→ What needs to be done:
Return each line of the data below exactly, omitting any pictures.

→ Exercise input:

—————

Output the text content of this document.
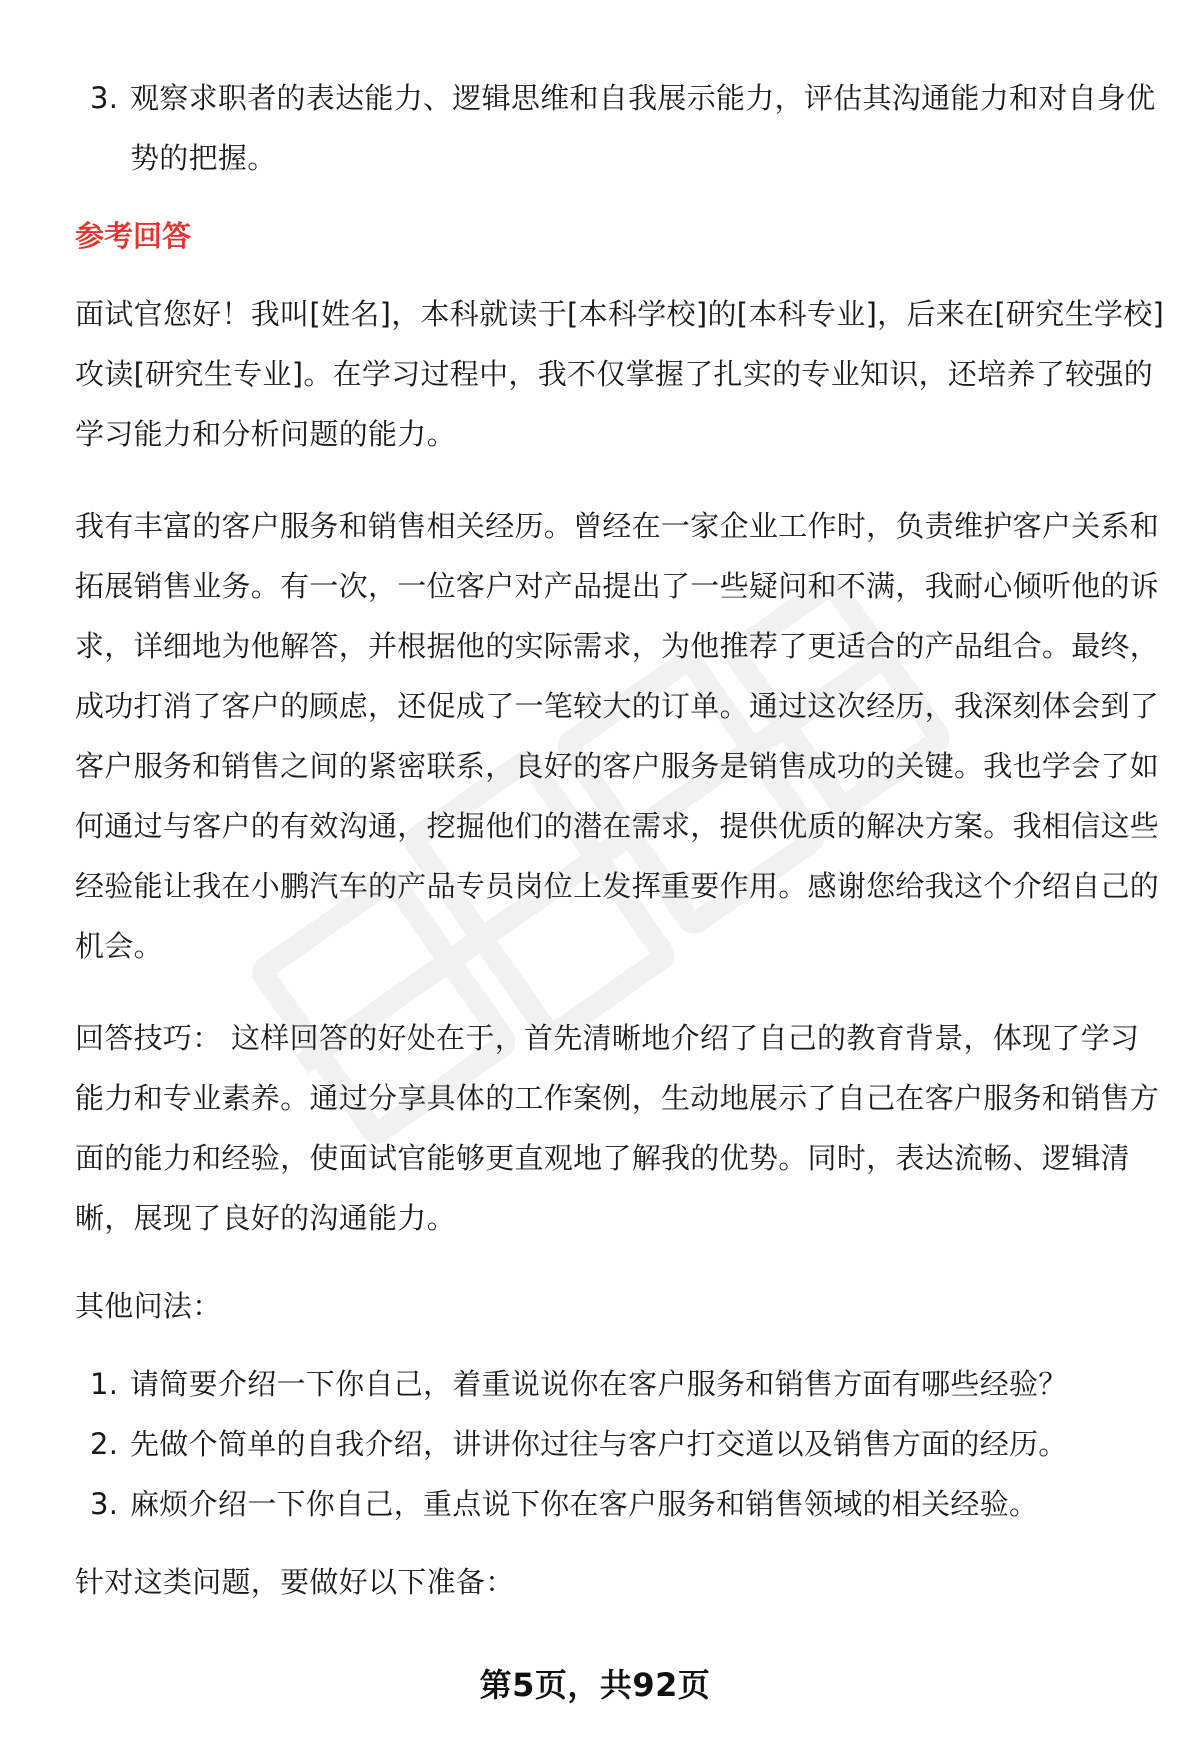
3. 观察求职者的表达能力、逻辑思维和自我展示能力，评估其沟通能力和对自身优势的把握。

参考回答

面试官您好！我叫[姓名]，本科就读于[本科学校]的[本科专业]，后来在[研究生学校]攻读[研究生专业]。在学习过程中，我不仅掌握了扎实的专业知识，还培养了较强的学习能力和分析问题的能力。

我有丰富的客户服务和销售相关经历。曾经在一家企业工作时，负责维护客户关系和拓展销售业务。有一次，一位客户对产品提出了一些疑问和不满，我耐心倾听他的诉求，详细地为他解答，并根据他的实际需求，为他推荐了更适合的产品组合。最终，成功打消了客户的顾虑，还促成了一笔较大的订单。通过这次经历，我深刻体会到了客户服务和销售之间的紧密联系，良好的客户服务是销售成功的关键。我也学会了如何通过与客户的有效沟通，挖掘他们的潜在需求，提供优质的解决方案。我相信这些经验能让我在小鹏汽车的产品专员岗位上发挥重要作用。感谢您给我这个介绍自己的机会。

回答技巧： 这样回答的好处在于，首先清晰地介绍了自己的教育背景，体现了学习能力和专业素养。通过分享具体的工作案例，生动地展示了自己在客户服务和销售方面的能力和经验，使面试官能够更直观地了解我的优势。同时，表达流畅、逻辑清晰，展现了良好的沟通能力。

其他问法：

1. 请简要介绍一下你自己，着重说说你在客户服务和销售方面有哪些经验？
2. 先做个简单的自我介绍，讲讲你过往与客户打交道以及销售方面的经历。
3. 麻烦介绍一下你自己，重点说下你在客户服务和销售领域的相关经验。

针对这类问题，要做好以下准备：

第5页，共92页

—————

→ Response to this task:
Output the text content of this document.
3. 观察求职者的表达能力、逻辑思维和自我展示能力，评估其沟通能力和对自身优势的把握。

参考回答

面试官您好！我叫[姓名]，本科就读于[本科学校]的[本科专业]，后来在[研究生学校]攻读[研究生专业]。在学习过程中，我不仅掌握了扎实的专业知识，还培养了较强的学习能力和分析问题的能力。

我有丰富的客户服务和销售相关经历。曾经在一家企业工作时，负责维护客户关系和拓展销售业务。有一次，一位客户对产品提出了一些疑问和不满，我耐心倾听他的诉求，详细地为他解答，并根据他的实际需求，为他推荐了更适合的产品组合。最终，成功打消了客户的顾虑，还促成了一笔较大的订单。通过这次经历，我深刻体会到了客户服务和销售之间的紧密联系，良好的客户服务是销售成功的关键。我也学会了如何通过与客户的有效沟通，挖掘他们的潜在需求，提供优质的解决方案。我相信这些经验能让我在小鹏汽车的产品专员岗位上发挥重要作用。感谢您给我这个介绍自己的机会。

回答技巧： 这样回答的好处在于，首先清晰地介绍了自己的教育背景，体现了学习能力和专业素养。通过分享具体的工作案例，生动地展示了自己在客户服务和销售方面的能力和经验，使面试官能够更直观地了解我的优势。同时，表达流畅、逻辑清晰，展现了良好的沟通能力。

其他问法：

1. 请简要介绍一下你自己，着重说说你在客户服务和销售方面有哪些经验？
2. 先做个简单的自我介绍，讲讲你过往与客户打交道以及销售方面的经历。
3. 麻烦介绍一下你自己，重点说下你在客户服务和销售领域的相关经验。

针对这类问题，要做好以下准备：

第5页，共92页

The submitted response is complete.